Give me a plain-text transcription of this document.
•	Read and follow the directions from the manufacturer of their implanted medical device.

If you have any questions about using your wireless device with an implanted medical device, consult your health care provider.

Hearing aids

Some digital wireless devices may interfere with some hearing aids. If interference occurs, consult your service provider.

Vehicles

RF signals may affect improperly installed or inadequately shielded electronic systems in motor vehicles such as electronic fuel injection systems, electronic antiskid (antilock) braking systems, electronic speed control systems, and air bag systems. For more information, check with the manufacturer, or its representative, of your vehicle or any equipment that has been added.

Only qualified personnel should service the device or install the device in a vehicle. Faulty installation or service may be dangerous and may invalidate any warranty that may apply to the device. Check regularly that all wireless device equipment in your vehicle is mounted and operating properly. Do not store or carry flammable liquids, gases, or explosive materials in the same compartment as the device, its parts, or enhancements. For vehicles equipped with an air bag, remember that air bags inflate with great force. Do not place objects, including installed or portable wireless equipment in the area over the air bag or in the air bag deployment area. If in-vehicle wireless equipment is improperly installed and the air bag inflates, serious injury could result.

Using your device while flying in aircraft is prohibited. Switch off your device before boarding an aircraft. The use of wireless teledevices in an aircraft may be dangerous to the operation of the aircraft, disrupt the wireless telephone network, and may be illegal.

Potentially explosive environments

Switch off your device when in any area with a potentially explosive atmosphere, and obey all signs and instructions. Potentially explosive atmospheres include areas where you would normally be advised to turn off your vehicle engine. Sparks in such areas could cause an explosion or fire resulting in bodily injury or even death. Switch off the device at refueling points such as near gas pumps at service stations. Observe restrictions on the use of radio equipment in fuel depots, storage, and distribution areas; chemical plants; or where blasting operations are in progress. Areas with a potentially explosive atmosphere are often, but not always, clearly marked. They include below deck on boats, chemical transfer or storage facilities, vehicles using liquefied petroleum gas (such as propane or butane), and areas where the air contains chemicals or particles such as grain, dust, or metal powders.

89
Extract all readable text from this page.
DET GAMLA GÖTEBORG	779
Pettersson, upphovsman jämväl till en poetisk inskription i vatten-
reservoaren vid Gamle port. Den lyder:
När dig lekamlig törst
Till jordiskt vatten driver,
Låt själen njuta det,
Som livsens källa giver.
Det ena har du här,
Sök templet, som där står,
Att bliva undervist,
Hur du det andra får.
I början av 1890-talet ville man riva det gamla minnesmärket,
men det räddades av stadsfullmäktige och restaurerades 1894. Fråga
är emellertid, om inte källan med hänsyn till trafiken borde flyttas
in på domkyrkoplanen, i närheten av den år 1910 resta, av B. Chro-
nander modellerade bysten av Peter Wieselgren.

★ ★ ★

Prompt: Type out the whole listing above again, exactly as it stands.

Task response:
Give me a plain-text transcription of this document.
•	Read and follow the directions from the manufacturer of their implanted medical device.

If you have any questions about using your wireless device with an implanted medical device, consult your health care provider.

Hearing aids

Some digital wireless devices may interfere with some hearing aids. If interference occurs, consult your service provider.

Vehicles

RF signals may affect improperly installed or inadequately shielded electronic systems in motor vehicles such as electronic fuel injection systems, electronic antiskid (antilock) braking systems, electronic speed control systems, and air bag systems. For more information, check with the manufacturer, or its representative, of your vehicle or any equipment that has been added.

Only qualified personnel should service the device or install the device in a vehicle. Faulty installation or service may be dangerous and may invalidate any warranty that may apply to the device. Check regularly that all wireless device equipment in your vehicle is mounted and operating properly. Do not store or carry flammable liquids, gases, or explosive materials in the same compartment as the device, its parts, or enhancements. For vehicles equipped with an air bag, remember that air bags inflate with great force. Do not place objects, including installed or portable wireless equipment in the area over the air bag or in the air bag deployment area. If in-vehicle wireless equipment is improperly installed and the air bag inflates, serious injury could result.

Using your device while flying in aircraft is prohibited. Switch off your device before boarding an aircraft. The use of wireless teledevices in an aircraft may be dangerous to the operation of the aircraft, disrupt the wireless telephone network, and may be illegal.

Potentially explosive environments

Switch off your device when in any area with a potentially explosive atmosphere, and obey all signs and instructions. Potentially explosive atmospheres include areas where you would normally be advised to turn off your vehicle engine. Sparks in such areas could cause an explosion or fire resulting in bodily injury or even death. Switch off the device at refueling points such as near gas pumps at service stations. Observe restrictions on the use of radio equipment in fuel depots, storage, and distribution areas; chemical plants; or where blasting operations are in progress. Areas with a potentially explosive atmosphere are often, but not always, clearly marked. They include below deck on boats, chemical transfer or storage facilities, vehicles using liquefied petroleum gas (such as propane or butane), and areas where the air contains chemicals or particles such as grain, dust, or metal powders.

89
Extract all readable text from this page.
DET GAMLA GÖTEBORG	779
Pettersson, upphovsman jämväl till en poetisk inskription i vatten-
reservoaren vid Gamle port. Den lyder:
När dig lekamlig törst
Till jordiskt vatten driver,
Låt själen njuta det,
Som livsens källa giver.
Det ena har du här,
Sök templet, som där står,
Att bliva undervist,
Hur du det andra får.
I början av 1890-talet ville man riva det gamla minnesmärket,
men det räddades av stadsfullmäktige och restaurerades 1894. Fråga
är emellertid, om inte källan med hänsyn till trafiken borde flyttas
in på domkyrkoplanen, i närheten av den år 1910 resta, av B. Chro-
nander modellerade bysten av Peter Wieselgren.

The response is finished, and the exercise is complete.